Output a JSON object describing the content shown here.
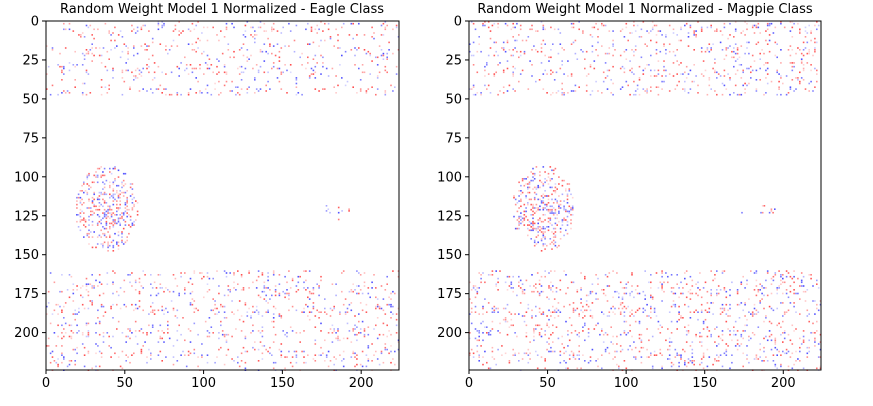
{
  "chart_data": [
    {
      "type": "heatmap",
      "title": "Random Weight Model 1 Normalized - Eagle Class",
      "xlim": [
        0,
        224
      ],
      "ylim": [
        224,
        0
      ],
      "xticks": [
        0,
        50,
        100,
        150,
        200
      ],
      "yticks": [
        0,
        25,
        50,
        75,
        100,
        125,
        150,
        175,
        200
      ],
      "colormap": "bwr",
      "colors": {
        "positive": "#ff0000",
        "negative": "#0000ff",
        "neutral": "#ffffff"
      },
      "grid": false,
      "regions": [
        {
          "label": "top noise band",
          "rows": [
            0,
            47
          ],
          "intensity": 0.35
        },
        {
          "label": "bottom noise band",
          "rows": [
            160,
            224
          ],
          "intensity": 0.45
        },
        {
          "label": "object blob",
          "center": [
            38,
            120
          ],
          "radius": [
            20,
            28
          ],
          "intensity": 0.8
        },
        {
          "label": "faint streak",
          "center": [
            186,
            122
          ],
          "radius": [
            14,
            5
          ],
          "intensity": 0.2
        }
      ]
    },
    {
      "type": "heatmap",
      "title": "Random Weight Model 1 Normalized - Magpie Class",
      "xlim": [
        0,
        224
      ],
      "ylim": [
        224,
        0
      ],
      "xticks": [
        0,
        50,
        100,
        150,
        200
      ],
      "yticks": [
        0,
        25,
        50,
        75,
        100,
        125,
        150,
        175,
        200
      ],
      "colormap": "bwr",
      "colors": {
        "positive": "#ff0000",
        "negative": "#0000ff",
        "neutral": "#ffffff"
      },
      "grid": false,
      "regions": [
        {
          "label": "top noise band",
          "rows": [
            0,
            47
          ],
          "intensity": 0.45
        },
        {
          "label": "bottom noise band",
          "rows": [
            160,
            224
          ],
          "intensity": 0.55
        },
        {
          "label": "object blob",
          "center": [
            47,
            120
          ],
          "radius": [
            20,
            28
          ],
          "intensity": 0.8
        },
        {
          "label": "faint streak",
          "center": [
            185,
            122
          ],
          "radius": [
            14,
            5
          ],
          "intensity": 0.2
        }
      ]
    }
  ]
}
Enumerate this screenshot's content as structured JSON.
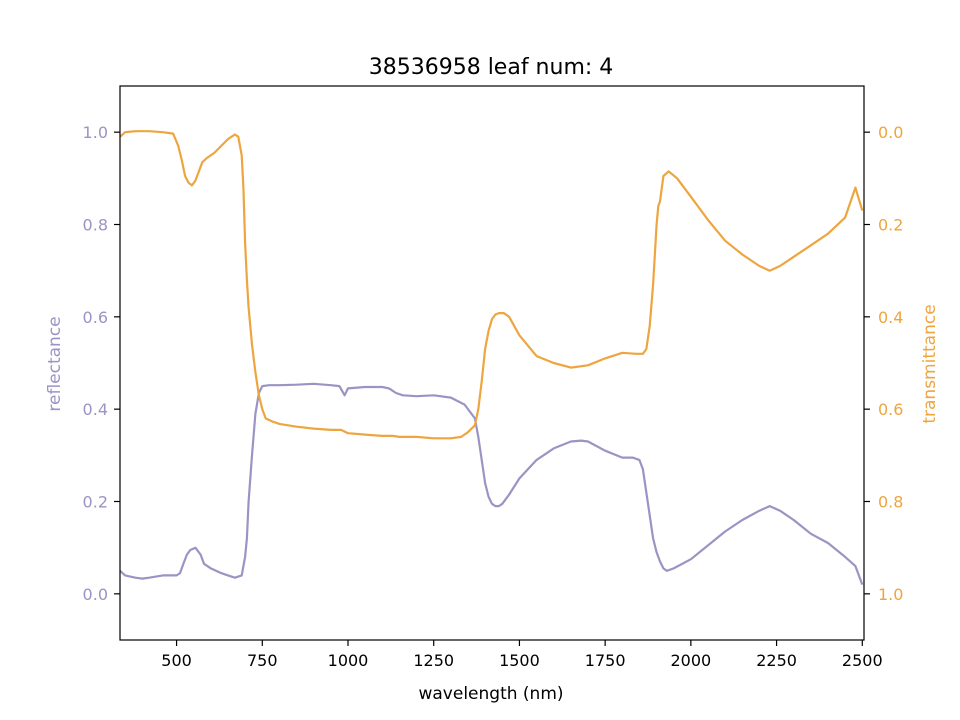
{
  "chart_data": {
    "type": "line",
    "title": "38536958 leaf num: 4",
    "xlabel": "wavelength (nm)",
    "ylabel_left": "reflectance",
    "ylabel_right": "transmittance",
    "xlim": [
      335,
      2505
    ],
    "ylim_left": [
      -0.1,
      1.1
    ],
    "ylim_right": [
      1.1,
      -0.1
    ],
    "xticks": [
      500,
      750,
      1000,
      1250,
      1500,
      1750,
      2000,
      2250,
      2500
    ],
    "xtick_labels": [
      "500",
      "750",
      "1000",
      "1250",
      "1500",
      "1750",
      "2000",
      "2250",
      "2500"
    ],
    "yticks_left": [
      0.0,
      0.2,
      0.4,
      0.6,
      0.8,
      1.0
    ],
    "ytick_labels_left": [
      "0.0",
      "0.2",
      "0.4",
      "0.6",
      "0.8",
      "1.0"
    ],
    "yticks_right": [
      0.0,
      0.2,
      0.4,
      0.6,
      0.8,
      1.0
    ],
    "ytick_labels_right": [
      "0.0",
      "0.2",
      "0.4",
      "0.6",
      "0.8",
      "1.0"
    ],
    "grid": false,
    "colors": {
      "reflectance": "#9a94c4",
      "transmittance": "#eea53f",
      "axes": "#000000"
    },
    "series": [
      {
        "axis": "left",
        "color": "#9a94c4",
        "x": [
          335,
          350,
          380,
          400,
          420,
          460,
          500,
          510,
          520,
          530,
          540,
          555,
          570,
          580,
          600,
          630,
          650,
          670,
          690,
          700,
          705,
          710,
          720,
          730,
          740,
          750,
          770,
          800,
          850,
          900,
          950,
          975,
          990,
          1000,
          1050,
          1100,
          1120,
          1140,
          1160,
          1200,
          1250,
          1300,
          1340,
          1370,
          1380,
          1390,
          1400,
          1410,
          1420,
          1430,
          1440,
          1450,
          1470,
          1500,
          1550,
          1600,
          1650,
          1680,
          1700,
          1750,
          1800,
          1830,
          1850,
          1860,
          1870,
          1880,
          1890,
          1900,
          1910,
          1920,
          1930,
          1950,
          2000,
          2050,
          2100,
          2150,
          2200,
          2230,
          2260,
          2300,
          2350,
          2400,
          2450,
          2480,
          2500
        ],
        "y": [
          0.05,
          0.04,
          0.035,
          0.033,
          0.035,
          0.04,
          0.04,
          0.045,
          0.065,
          0.085,
          0.095,
          0.1,
          0.085,
          0.065,
          0.055,
          0.045,
          0.04,
          0.035,
          0.04,
          0.08,
          0.12,
          0.2,
          0.3,
          0.39,
          0.435,
          0.45,
          0.452,
          0.452,
          0.453,
          0.455,
          0.452,
          0.45,
          0.43,
          0.445,
          0.448,
          0.448,
          0.445,
          0.435,
          0.43,
          0.428,
          0.43,
          0.425,
          0.41,
          0.38,
          0.34,
          0.29,
          0.24,
          0.21,
          0.195,
          0.19,
          0.19,
          0.195,
          0.215,
          0.25,
          0.29,
          0.315,
          0.33,
          0.332,
          0.33,
          0.31,
          0.295,
          0.295,
          0.29,
          0.27,
          0.22,
          0.17,
          0.12,
          0.09,
          0.07,
          0.055,
          0.05,
          0.055,
          0.075,
          0.105,
          0.135,
          0.16,
          0.18,
          0.19,
          0.18,
          0.16,
          0.13,
          0.11,
          0.08,
          0.06,
          0.02
        ]
      },
      {
        "axis": "right",
        "color": "#eea53f",
        "x": [
          335,
          350,
          380,
          420,
          460,
          490,
          505,
          515,
          525,
          535,
          545,
          555,
          565,
          575,
          590,
          610,
          630,
          650,
          670,
          680,
          690,
          695,
          700,
          705,
          710,
          720,
          730,
          740,
          750,
          760,
          780,
          800,
          850,
          900,
          950,
          980,
          1000,
          1050,
          1100,
          1130,
          1150,
          1180,
          1200,
          1250,
          1300,
          1330,
          1350,
          1370,
          1380,
          1390,
          1400,
          1410,
          1420,
          1430,
          1440,
          1455,
          1470,
          1500,
          1550,
          1600,
          1650,
          1700,
          1750,
          1800,
          1840,
          1860,
          1870,
          1880,
          1890,
          1900,
          1905,
          1910,
          1920,
          1935,
          1960,
          2000,
          2050,
          2100,
          2150,
          2200,
          2230,
          2260,
          2300,
          2350,
          2400,
          2450,
          2480,
          2500
        ],
        "y": [
          0.01,
          0.0,
          -0.002,
          -0.002,
          0.0,
          0.003,
          0.03,
          0.06,
          0.095,
          0.11,
          0.115,
          0.105,
          0.085,
          0.065,
          0.055,
          0.045,
          0.03,
          0.015,
          0.005,
          0.01,
          0.05,
          0.12,
          0.24,
          0.32,
          0.38,
          0.46,
          0.52,
          0.57,
          0.6,
          0.62,
          0.627,
          0.632,
          0.638,
          0.642,
          0.645,
          0.645,
          0.652,
          0.655,
          0.658,
          0.658,
          0.66,
          0.66,
          0.66,
          0.663,
          0.663,
          0.66,
          0.65,
          0.635,
          0.6,
          0.54,
          0.47,
          0.43,
          0.405,
          0.395,
          0.392,
          0.392,
          0.4,
          0.44,
          0.485,
          0.5,
          0.51,
          0.505,
          0.49,
          0.478,
          0.48,
          0.48,
          0.47,
          0.42,
          0.33,
          0.2,
          0.16,
          0.15,
          0.095,
          0.085,
          0.1,
          0.14,
          0.19,
          0.235,
          0.265,
          0.29,
          0.3,
          0.29,
          0.27,
          0.245,
          0.22,
          0.185,
          0.12,
          0.17
        ]
      }
    ]
  }
}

☆ ☆ ☆

BRIEF.
Word for word, quote the full listing, omitting every picture.

CORRECT RESPONSE.
Output a JSON object describing the content shown here.
{
  "chart_data": [
    {
      "type": "heatmap",
      "title": "Random Weight Model 1 Normalized - Eagle Class",
      "xlim": [
        0,
        224
      ],
      "ylim": [
        224,
        0
      ],
      "xticks": [
        0,
        50,
        100,
        150,
        200
      ],
      "yticks": [
        0,
        25,
        50,
        75,
        100,
        125,
        150,
        175,
        200
      ],
      "colormap": "bwr",
      "colors": {
        "positive": "#ff0000",
        "negative": "#0000ff",
        "neutral": "#ffffff"
      },
      "grid": false,
      "regions": [
        {
          "label": "top noise band",
          "rows": [
            0,
            47
          ],
          "intensity": 0.35
        },
        {
          "label": "bottom noise band",
          "rows": [
            160,
            224
          ],
          "intensity": 0.45
        },
        {
          "label": "object blob",
          "center": [
            38,
            120
          ],
          "radius": [
            20,
            28
          ],
          "intensity": 0.8
        },
        {
          "label": "faint streak",
          "center": [
            186,
            122
          ],
          "radius": [
            14,
            5
          ],
          "intensity": 0.2
        }
      ]
    },
    {
      "type": "heatmap",
      "title": "Random Weight Model 1 Normalized - Magpie Class",
      "xlim": [
        0,
        224
      ],
      "ylim": [
        224,
        0
      ],
      "xticks": [
        0,
        50,
        100,
        150,
        200
      ],
      "yticks": [
        0,
        25,
        50,
        75,
        100,
        125,
        150,
        175,
        200
      ],
      "colormap": "bwr",
      "colors": {
        "positive": "#ff0000",
        "negative": "#0000ff",
        "neutral": "#ffffff"
      },
      "grid": false,
      "regions": [
        {
          "label": "top noise band",
          "rows": [
            0,
            47
          ],
          "intensity": 0.45
        },
        {
          "label": "bottom noise band",
          "rows": [
            160,
            224
          ],
          "intensity": 0.55
        },
        {
          "label": "object blob",
          "center": [
            47,
            120
          ],
          "radius": [
            20,
            28
          ],
          "intensity": 0.8
        },
        {
          "label": "faint streak",
          "center": [
            185,
            122
          ],
          "radius": [
            14,
            5
          ],
          "intensity": 0.2
        }
      ]
    }
  ]
}
Enumerate this screenshot's content as structured JSON.
{
  "chart_data": {
    "type": "line",
    "title": "38536958 leaf num: 4",
    "xlabel": "wavelength (nm)",
    "ylabel_left": "reflectance",
    "ylabel_right": "transmittance",
    "xlim": [
      335,
      2505
    ],
    "ylim_left": [
      -0.1,
      1.1
    ],
    "ylim_right": [
      1.1,
      -0.1
    ],
    "xticks": [
      500,
      750,
      1000,
      1250,
      1500,
      1750,
      2000,
      2250,
      2500
    ],
    "xtick_labels": [
      "500",
      "750",
      "1000",
      "1250",
      "1500",
      "1750",
      "2000",
      "2250",
      "2500"
    ],
    "yticks_left": [
      0.0,
      0.2,
      0.4,
      0.6,
      0.8,
      1.0
    ],
    "ytick_labels_left": [
      "0.0",
      "0.2",
      "0.4",
      "0.6",
      "0.8",
      "1.0"
    ],
    "yticks_right": [
      0.0,
      0.2,
      0.4,
      0.6,
      0.8,
      1.0
    ],
    "ytick_labels_right": [
      "0.0",
      "0.2",
      "0.4",
      "0.6",
      "0.8",
      "1.0"
    ],
    "grid": false,
    "colors": {
      "reflectance": "#9a94c4",
      "transmittance": "#eea53f",
      "axes": "#000000"
    },
    "series": [
      {
        "axis": "left",
        "color": "#9a94c4",
        "x": [
          335,
          350,
          380,
          400,
          420,
          460,
          500,
          510,
          520,
          530,
          540,
          555,
          570,
          580,
          600,
          630,
          650,
          670,
          690,
          700,
          705,
          710,
          720,
          730,
          740,
          750,
          770,
          800,
          850,
          900,
          950,
          975,
          990,
          1000,
          1050,
          1100,
          1120,
          1140,
          1160,
          1200,
          1250,
          1300,
          1340,
          1370,
          1380,
          1390,
          1400,
          1410,
          1420,
          1430,
          1440,
          1450,
          1470,
          1500,
          1550,
          1600,
          1650,
          1680,
          1700,
          1750,
          1800,
          1830,
          1850,
          1860,
          1870,
          1880,
          1890,
          1900,
          1910,
          1920,
          1930,
          1950,
          2000,
          2050,
          2100,
          2150,
          2200,
          2230,
          2260,
          2300,
          2350,
          2400,
          2450,
          2480,
          2500
        ],
        "y": [
          0.05,
          0.04,
          0.035,
          0.033,
          0.035,
          0.04,
          0.04,
          0.045,
          0.065,
          0.085,
          0.095,
          0.1,
          0.085,
          0.065,
          0.055,
          0.045,
          0.04,
          0.035,
          0.04,
          0.08,
          0.12,
          0.2,
          0.3,
          0.39,
          0.435,
          0.45,
          0.452,
          0.452,
          0.453,
          0.455,
          0.452,
          0.45,
          0.43,
          0.445,
          0.448,
          0.448,
          0.445,
          0.435,
          0.43,
          0.428,
          0.43,
          0.425,
          0.41,
          0.38,
          0.34,
          0.29,
          0.24,
          0.21,
          0.195,
          0.19,
          0.19,
          0.195,
          0.215,
          0.25,
          0.29,
          0.315,
          0.33,
          0.332,
          0.33,
          0.31,
          0.295,
          0.295,
          0.29,
          0.27,
          0.22,
          0.17,
          0.12,
          0.09,
          0.07,
          0.055,
          0.05,
          0.055,
          0.075,
          0.105,
          0.135,
          0.16,
          0.18,
          0.19,
          0.18,
          0.16,
          0.13,
          0.11,
          0.08,
          0.06,
          0.02
        ]
      },
      {
        "axis": "right",
        "color": "#eea53f",
        "x": [
          335,
          350,
          380,
          420,
          460,
          490,
          505,
          515,
          525,
          535,
          545,
          555,
          565,
          575,
          590,
          610,
          630,
          650,
          670,
          680,
          690,
          695,
          700,
          705,
          710,
          720,
          730,
          740,
          750,
          760,
          780,
          800,
          850,
          900,
          950,
          980,
          1000,
          1050,
          1100,
          1130,
          1150,
          1180,
          1200,
          1250,
          1300,
          1330,
          1350,
          1370,
          1380,
          1390,
          1400,
          1410,
          1420,
          1430,
          1440,
          1455,
          1470,
          1500,
          1550,
          1600,
          1650,
          1700,
          1750,
          1800,
          1840,
          1860,
          1870,
          1880,
          1890,
          1900,
          1905,
          1910,
          1920,
          1935,
          1960,
          2000,
          2050,
          2100,
          2150,
          2200,
          2230,
          2260,
          2300,
          2350,
          2400,
          2450,
          2480,
          2500
        ],
        "y": [
          0.01,
          0.0,
          -0.002,
          -0.002,
          0.0,
          0.003,
          0.03,
          0.06,
          0.095,
          0.11,
          0.115,
          0.105,
          0.085,
          0.065,
          0.055,
          0.045,
          0.03,
          0.015,
          0.005,
          0.01,
          0.05,
          0.12,
          0.24,
          0.32,
          0.38,
          0.46,
          0.52,
          0.57,
          0.6,
          0.62,
          0.627,
          0.632,
          0.638,
          0.642,
          0.645,
          0.645,
          0.652,
          0.655,
          0.658,
          0.658,
          0.66,
          0.66,
          0.66,
          0.663,
          0.663,
          0.66,
          0.65,
          0.635,
          0.6,
          0.54,
          0.47,
          0.43,
          0.405,
          0.395,
          0.392,
          0.392,
          0.4,
          0.44,
          0.485,
          0.5,
          0.51,
          0.505,
          0.49,
          0.478,
          0.48,
          0.48,
          0.47,
          0.42,
          0.33,
          0.2,
          0.16,
          0.15,
          0.095,
          0.085,
          0.1,
          0.14,
          0.19,
          0.235,
          0.265,
          0.29,
          0.3,
          0.29,
          0.27,
          0.245,
          0.22,
          0.185,
          0.12,
          0.17
        ]
      }
    ]
  }
}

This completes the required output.